__Brief__: Locate the string "this" throughout the material and copy every line in which it occurs.

__Recorded data__:
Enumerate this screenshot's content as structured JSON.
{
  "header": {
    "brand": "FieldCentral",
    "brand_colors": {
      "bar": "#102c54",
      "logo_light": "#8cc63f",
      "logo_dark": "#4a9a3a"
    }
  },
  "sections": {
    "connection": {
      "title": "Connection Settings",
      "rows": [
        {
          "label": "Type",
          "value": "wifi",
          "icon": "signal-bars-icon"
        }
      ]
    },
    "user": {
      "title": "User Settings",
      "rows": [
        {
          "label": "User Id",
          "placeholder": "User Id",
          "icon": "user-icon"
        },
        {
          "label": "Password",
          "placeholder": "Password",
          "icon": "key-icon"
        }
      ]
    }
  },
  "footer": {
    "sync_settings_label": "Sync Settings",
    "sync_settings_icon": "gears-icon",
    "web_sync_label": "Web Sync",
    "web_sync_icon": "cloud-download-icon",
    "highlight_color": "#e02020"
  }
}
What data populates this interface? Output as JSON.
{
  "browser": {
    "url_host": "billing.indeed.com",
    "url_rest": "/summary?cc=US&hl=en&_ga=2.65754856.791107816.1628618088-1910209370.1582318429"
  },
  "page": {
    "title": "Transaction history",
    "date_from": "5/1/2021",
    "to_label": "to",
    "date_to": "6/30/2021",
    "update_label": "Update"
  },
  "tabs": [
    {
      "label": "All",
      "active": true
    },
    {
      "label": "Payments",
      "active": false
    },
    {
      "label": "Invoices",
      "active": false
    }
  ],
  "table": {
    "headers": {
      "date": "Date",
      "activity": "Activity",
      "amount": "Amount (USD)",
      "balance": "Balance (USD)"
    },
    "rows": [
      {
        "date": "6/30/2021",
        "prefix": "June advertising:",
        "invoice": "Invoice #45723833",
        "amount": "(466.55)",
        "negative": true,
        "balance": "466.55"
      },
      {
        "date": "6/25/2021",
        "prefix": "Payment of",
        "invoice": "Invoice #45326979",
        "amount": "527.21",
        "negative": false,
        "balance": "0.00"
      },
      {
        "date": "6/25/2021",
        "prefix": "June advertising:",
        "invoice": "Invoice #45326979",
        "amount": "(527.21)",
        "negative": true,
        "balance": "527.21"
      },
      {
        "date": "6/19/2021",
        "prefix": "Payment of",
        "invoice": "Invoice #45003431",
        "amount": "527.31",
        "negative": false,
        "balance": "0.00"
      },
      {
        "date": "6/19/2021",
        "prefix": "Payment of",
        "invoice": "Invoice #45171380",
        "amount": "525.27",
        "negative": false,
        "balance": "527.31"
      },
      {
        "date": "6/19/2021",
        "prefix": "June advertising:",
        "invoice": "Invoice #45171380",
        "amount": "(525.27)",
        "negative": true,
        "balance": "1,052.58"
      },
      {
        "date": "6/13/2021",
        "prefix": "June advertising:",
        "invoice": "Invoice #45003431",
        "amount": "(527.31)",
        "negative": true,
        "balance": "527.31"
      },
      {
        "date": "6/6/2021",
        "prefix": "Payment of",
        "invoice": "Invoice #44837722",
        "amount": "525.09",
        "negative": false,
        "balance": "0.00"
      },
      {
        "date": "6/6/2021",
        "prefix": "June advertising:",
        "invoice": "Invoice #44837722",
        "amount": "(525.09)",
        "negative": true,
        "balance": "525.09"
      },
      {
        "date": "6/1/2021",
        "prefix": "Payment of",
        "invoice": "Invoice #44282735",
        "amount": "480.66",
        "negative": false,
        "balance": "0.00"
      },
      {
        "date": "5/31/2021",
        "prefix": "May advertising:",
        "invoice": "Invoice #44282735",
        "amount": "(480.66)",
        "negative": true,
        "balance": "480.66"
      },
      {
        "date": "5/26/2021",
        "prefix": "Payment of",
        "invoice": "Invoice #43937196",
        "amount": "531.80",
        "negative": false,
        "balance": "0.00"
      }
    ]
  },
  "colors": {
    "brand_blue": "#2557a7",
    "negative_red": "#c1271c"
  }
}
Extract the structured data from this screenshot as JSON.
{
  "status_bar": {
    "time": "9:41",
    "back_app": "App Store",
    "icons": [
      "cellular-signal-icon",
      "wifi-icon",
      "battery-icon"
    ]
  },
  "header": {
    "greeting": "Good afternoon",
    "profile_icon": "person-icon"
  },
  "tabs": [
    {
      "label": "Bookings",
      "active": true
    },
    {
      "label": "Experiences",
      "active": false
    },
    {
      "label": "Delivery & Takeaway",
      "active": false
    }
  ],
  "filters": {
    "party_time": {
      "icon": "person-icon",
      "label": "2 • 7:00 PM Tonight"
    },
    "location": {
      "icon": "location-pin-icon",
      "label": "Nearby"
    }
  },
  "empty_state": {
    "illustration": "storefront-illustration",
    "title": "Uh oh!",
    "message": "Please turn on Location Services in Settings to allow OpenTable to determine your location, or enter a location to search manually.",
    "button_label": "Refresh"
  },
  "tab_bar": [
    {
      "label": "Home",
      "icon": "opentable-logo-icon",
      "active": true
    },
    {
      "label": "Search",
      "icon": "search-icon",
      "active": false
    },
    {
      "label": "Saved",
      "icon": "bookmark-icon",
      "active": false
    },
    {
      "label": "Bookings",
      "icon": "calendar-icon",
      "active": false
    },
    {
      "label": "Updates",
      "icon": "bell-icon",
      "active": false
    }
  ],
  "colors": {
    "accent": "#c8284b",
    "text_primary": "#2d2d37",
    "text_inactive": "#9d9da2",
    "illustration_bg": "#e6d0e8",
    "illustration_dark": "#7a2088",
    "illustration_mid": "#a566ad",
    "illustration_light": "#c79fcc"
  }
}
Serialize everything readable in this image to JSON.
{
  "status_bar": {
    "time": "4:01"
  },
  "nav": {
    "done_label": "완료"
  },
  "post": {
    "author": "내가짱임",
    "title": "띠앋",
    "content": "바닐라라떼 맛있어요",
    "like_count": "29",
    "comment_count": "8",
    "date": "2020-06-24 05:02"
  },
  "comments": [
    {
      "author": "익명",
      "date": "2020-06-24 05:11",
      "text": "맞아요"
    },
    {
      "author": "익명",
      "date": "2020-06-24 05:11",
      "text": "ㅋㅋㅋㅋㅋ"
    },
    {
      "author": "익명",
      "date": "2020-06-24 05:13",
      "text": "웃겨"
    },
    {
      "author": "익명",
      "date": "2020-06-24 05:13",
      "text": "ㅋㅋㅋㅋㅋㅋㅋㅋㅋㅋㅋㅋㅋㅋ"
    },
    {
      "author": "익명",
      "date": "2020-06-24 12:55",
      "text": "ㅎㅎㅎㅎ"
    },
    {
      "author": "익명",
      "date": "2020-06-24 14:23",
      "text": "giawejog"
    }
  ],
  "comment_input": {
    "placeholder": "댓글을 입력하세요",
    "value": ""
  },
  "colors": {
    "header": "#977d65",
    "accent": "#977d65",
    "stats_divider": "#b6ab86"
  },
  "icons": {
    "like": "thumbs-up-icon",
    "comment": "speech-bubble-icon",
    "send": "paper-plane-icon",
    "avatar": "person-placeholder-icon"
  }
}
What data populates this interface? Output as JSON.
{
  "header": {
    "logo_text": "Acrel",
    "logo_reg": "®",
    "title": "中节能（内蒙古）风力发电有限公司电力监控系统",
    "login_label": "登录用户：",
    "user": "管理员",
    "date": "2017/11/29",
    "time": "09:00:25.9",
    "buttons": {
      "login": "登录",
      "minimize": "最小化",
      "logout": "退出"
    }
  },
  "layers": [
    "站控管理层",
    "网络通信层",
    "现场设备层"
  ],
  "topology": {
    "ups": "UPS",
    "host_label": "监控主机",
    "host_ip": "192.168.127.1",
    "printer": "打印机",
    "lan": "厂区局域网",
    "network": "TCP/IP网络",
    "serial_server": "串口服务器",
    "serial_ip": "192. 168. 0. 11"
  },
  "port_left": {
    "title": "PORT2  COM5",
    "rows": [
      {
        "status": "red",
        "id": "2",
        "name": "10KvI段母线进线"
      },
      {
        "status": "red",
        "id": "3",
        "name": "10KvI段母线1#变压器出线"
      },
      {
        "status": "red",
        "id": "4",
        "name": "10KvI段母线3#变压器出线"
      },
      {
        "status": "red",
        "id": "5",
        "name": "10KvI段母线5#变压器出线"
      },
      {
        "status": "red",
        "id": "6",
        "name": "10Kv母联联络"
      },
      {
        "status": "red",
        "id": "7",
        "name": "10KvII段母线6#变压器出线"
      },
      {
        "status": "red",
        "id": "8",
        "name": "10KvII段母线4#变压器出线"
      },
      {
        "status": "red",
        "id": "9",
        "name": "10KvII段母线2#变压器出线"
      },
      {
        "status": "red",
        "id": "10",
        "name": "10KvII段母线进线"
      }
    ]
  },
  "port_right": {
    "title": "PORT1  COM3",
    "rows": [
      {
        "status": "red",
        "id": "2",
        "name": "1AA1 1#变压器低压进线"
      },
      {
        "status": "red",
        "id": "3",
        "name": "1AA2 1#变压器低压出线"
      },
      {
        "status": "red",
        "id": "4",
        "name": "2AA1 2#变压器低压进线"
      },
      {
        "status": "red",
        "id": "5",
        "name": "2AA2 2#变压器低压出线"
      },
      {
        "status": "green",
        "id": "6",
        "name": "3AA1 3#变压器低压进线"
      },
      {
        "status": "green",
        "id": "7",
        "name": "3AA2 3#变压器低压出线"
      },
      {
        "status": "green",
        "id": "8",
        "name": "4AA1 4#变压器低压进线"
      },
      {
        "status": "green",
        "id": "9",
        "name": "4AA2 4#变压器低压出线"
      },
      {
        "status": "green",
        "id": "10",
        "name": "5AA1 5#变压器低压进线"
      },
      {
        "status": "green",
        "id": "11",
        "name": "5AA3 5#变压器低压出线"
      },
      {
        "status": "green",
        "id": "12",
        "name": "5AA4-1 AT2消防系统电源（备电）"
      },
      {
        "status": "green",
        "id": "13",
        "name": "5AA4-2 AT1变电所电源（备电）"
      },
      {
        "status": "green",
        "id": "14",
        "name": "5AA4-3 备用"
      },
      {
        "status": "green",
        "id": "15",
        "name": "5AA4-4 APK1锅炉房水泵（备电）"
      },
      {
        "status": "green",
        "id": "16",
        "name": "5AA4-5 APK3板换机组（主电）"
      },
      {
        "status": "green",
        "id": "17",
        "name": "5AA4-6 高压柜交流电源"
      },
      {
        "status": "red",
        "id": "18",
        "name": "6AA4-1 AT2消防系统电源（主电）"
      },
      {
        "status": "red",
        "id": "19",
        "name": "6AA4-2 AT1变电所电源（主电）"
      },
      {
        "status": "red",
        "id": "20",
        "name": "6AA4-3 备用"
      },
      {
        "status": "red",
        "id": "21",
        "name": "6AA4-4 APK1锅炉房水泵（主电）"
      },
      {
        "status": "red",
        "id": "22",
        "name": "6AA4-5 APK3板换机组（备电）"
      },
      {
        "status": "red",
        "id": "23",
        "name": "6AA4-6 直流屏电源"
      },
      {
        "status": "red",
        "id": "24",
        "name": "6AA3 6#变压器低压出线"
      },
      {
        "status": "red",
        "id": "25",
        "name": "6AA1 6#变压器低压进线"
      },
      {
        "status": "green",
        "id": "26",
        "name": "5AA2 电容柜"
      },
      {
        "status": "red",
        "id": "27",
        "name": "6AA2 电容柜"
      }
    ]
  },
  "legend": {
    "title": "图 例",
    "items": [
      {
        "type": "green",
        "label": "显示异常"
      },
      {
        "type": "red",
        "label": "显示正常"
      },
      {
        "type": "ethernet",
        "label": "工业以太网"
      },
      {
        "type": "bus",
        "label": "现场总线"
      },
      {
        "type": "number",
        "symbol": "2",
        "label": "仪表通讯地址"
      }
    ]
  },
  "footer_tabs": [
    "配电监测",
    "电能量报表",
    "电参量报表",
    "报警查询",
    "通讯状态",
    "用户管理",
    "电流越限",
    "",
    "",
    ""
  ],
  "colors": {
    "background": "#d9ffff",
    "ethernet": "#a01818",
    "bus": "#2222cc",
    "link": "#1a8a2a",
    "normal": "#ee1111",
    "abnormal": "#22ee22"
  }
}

__Reply to the task__:
Enumerate this screenshot's content as structured JSON.
What data populates this interface? Output as JSON.
Extract the structured data from this screenshot as JSON.
Serialize everything readable in this image to JSON.
What data populates this interface? Output as JSON.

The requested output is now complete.